> [WRITTEN PROBLEM] Return all of the entries exactly, with nothing added or left out.

> [MATERIAL]
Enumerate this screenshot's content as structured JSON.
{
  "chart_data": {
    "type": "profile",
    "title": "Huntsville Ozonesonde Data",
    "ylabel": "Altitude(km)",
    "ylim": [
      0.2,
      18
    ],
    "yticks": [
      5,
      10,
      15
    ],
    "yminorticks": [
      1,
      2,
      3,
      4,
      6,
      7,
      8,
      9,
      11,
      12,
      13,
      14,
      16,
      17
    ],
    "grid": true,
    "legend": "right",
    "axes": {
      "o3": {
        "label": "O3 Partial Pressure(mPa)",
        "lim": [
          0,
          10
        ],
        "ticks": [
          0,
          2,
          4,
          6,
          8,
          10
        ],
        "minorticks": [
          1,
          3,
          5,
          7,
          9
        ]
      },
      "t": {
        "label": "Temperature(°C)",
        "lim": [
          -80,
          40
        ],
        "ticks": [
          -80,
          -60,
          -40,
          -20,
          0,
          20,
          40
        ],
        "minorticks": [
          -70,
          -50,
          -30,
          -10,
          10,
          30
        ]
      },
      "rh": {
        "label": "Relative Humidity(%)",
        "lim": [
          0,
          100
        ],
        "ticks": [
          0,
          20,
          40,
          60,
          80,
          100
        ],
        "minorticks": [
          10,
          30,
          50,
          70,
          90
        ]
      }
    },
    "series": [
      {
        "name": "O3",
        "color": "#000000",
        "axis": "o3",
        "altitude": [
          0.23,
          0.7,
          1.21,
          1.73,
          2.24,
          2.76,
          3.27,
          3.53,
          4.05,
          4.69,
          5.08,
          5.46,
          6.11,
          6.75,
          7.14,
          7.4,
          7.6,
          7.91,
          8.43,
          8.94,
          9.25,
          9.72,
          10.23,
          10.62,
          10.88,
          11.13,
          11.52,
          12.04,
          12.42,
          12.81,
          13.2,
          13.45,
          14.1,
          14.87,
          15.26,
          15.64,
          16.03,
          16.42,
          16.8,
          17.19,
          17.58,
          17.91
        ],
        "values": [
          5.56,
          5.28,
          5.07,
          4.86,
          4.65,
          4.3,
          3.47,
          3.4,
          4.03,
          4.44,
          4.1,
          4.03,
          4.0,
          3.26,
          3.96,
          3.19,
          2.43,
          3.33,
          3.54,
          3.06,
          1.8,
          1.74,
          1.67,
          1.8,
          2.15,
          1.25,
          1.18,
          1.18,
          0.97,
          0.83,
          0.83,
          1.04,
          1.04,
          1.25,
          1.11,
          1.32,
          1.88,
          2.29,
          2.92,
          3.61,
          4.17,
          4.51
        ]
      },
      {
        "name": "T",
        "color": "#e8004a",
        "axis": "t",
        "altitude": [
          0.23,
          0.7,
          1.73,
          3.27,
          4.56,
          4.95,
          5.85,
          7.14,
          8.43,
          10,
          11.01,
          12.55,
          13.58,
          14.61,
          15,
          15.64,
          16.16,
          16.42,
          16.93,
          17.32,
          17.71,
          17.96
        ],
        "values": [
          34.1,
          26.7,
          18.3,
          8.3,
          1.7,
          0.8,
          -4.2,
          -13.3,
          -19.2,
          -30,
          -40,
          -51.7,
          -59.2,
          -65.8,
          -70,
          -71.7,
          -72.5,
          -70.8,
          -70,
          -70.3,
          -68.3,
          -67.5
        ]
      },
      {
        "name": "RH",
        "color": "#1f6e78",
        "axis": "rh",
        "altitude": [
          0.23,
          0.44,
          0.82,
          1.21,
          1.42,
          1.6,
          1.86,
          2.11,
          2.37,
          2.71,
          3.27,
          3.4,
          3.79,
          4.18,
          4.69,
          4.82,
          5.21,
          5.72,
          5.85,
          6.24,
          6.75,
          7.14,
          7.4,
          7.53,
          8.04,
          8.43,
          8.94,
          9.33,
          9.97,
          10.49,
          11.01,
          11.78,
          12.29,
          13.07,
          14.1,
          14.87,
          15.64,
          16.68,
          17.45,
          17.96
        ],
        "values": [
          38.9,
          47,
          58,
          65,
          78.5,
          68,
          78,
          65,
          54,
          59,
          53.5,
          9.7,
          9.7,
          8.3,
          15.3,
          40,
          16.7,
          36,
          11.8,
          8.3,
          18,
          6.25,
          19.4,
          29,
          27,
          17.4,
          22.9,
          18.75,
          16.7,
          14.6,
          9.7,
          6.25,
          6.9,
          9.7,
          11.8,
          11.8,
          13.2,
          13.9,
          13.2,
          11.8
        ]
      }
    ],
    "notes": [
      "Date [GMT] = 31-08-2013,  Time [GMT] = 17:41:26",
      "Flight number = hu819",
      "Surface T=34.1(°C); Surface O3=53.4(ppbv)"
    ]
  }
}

> [RESULT]
Enumerate this screenshot's content as structured JSON.
{
  "chart_data": {
    "type": "profile",
    "title": "Huntsville Ozonesonde Data",
    "ylabel": "Altitude(km)",
    "ylim": [
      0.2,
      18
    ],
    "yticks": [
      5,
      10,
      15
    ],
    "yminorticks": [
      1,
      2,
      3,
      4,
      6,
      7,
      8,
      9,
      11,
      12,
      13,
      14,
      16,
      17
    ],
    "grid": true,
    "legend": "right",
    "axes": {
      "o3": {
        "label": "O3 Partial Pressure(mPa)",
        "lim": [
          0,
          10
        ],
        "ticks": [
          0,
          2,
          4,
          6,
          8,
          10
        ],
        "minorticks": [
          1,
          3,
          5,
          7,
          9
        ]
      },
      "t": {
        "label": "Temperature(°C)",
        "lim": [
          -80,
          40
        ],
        "ticks": [
          -80,
          -60,
          -40,
          -20,
          0,
          20,
          40
        ],
        "minorticks": [
          -70,
          -50,
          -30,
          -10,
          10,
          30
        ]
      },
      "rh": {
        "label": "Relative Humidity(%)",
        "lim": [
          0,
          100
        ],
        "ticks": [
          0,
          20,
          40,
          60,
          80,
          100
        ],
        "minorticks": [
          10,
          30,
          50,
          70,
          90
        ]
      }
    },
    "series": [
      {
        "name": "O3",
        "color": "#000000",
        "axis": "o3",
        "altitude": [
          0.23,
          0.7,
          1.21,
          1.73,
          2.24,
          2.76,
          3.27,
          3.53,
          4.05,
          4.69,
          5.08,
          5.46,
          6.11,
          6.75,
          7.14,
          7.4,
          7.6,
          7.91,
          8.43,
          8.94,
          9.25,
          9.72,
          10.23,
          10.62,
          10.88,
          11.13,
          11.52,
          12.04,
          12.42,
          12.81,
          13.2,
          13.45,
          14.1,
          14.87,
          15.26,
          15.64,
          16.03,
          16.42,
          16.8,
          17.19,
          17.58,
          17.91
        ],
        "values": [
          5.56,
          5.28,
          5.07,
          4.86,
          4.65,
          4.3,
          3.47,
          3.4,
          4.03,
          4.44,
          4.1,
          4.03,
          4.0,
          3.26,
          3.96,
          3.19,
          2.43,
          3.33,
          3.54,
          3.06,
          1.8,
          1.74,
          1.67,
          1.8,
          2.15,
          1.25,
          1.18,
          1.18,
          0.97,
          0.83,
          0.83,
          1.04,
          1.04,
          1.25,
          1.11,
          1.32,
          1.88,
          2.29,
          2.92,
          3.61,
          4.17,
          4.51
        ]
      },
      {
        "name": "T",
        "color": "#e8004a",
        "axis": "t",
        "altitude": [
          0.23,
          0.7,
          1.73,
          3.27,
          4.56,
          4.95,
          5.85,
          7.14,
          8.43,
          10,
          11.01,
          12.55,
          13.58,
          14.61,
          15,
          15.64,
          16.16,
          16.42,
          16.93,
          17.32,
          17.71,
          17.96
        ],
        "values": [
          34.1,
          26.7,
          18.3,
          8.3,
          1.7,
          0.8,
          -4.2,
          -13.3,
          -19.2,
          -30,
          -40,
          -51.7,
          -59.2,
          -65.8,
          -70,
          -71.7,
          -72.5,
          -70.8,
          -70,
          -70.3,
          -68.3,
          -67.5
        ]
      },
      {
        "name": "RH",
        "color": "#1f6e78",
        "axis": "rh",
        "altitude": [
          0.23,
          0.44,
          0.82,
          1.21,
          1.42,
          1.6,
          1.86,
          2.11,
          2.37,
          2.71,
          3.27,
          3.4,
          3.79,
          4.18,
          4.69,
          4.82,
          5.21,
          5.72,
          5.85,
          6.24,
          6.75,
          7.14,
          7.4,
          7.53,
          8.04,
          8.43,
          8.94,
          9.33,
          9.97,
          10.49,
          11.01,
          11.78,
          12.29,
          13.07,
          14.1,
          14.87,
          15.64,
          16.68,
          17.45,
          17.96
        ],
        "values": [
          38.9,
          47,
          58,
          65,
          78.5,
          68,
          78,
          65,
          54,
          59,
          53.5,
          9.7,
          9.7,
          8.3,
          15.3,
          40,
          16.7,
          36,
          11.8,
          8.3,
          18,
          6.25,
          19.4,
          29,
          27,
          17.4,
          22.9,
          18.75,
          16.7,
          14.6,
          9.7,
          6.25,
          6.9,
          9.7,
          11.8,
          11.8,
          13.2,
          13.9,
          13.2,
          11.8
        ]
      }
    ],
    "notes": [
      "Date [GMT] = 31-08-2013,  Time [GMT] = 17:41:26",
      "Flight number = hu819",
      "Surface T=34.1(°C); Surface O3=53.4(ppbv)"
    ]
  }
}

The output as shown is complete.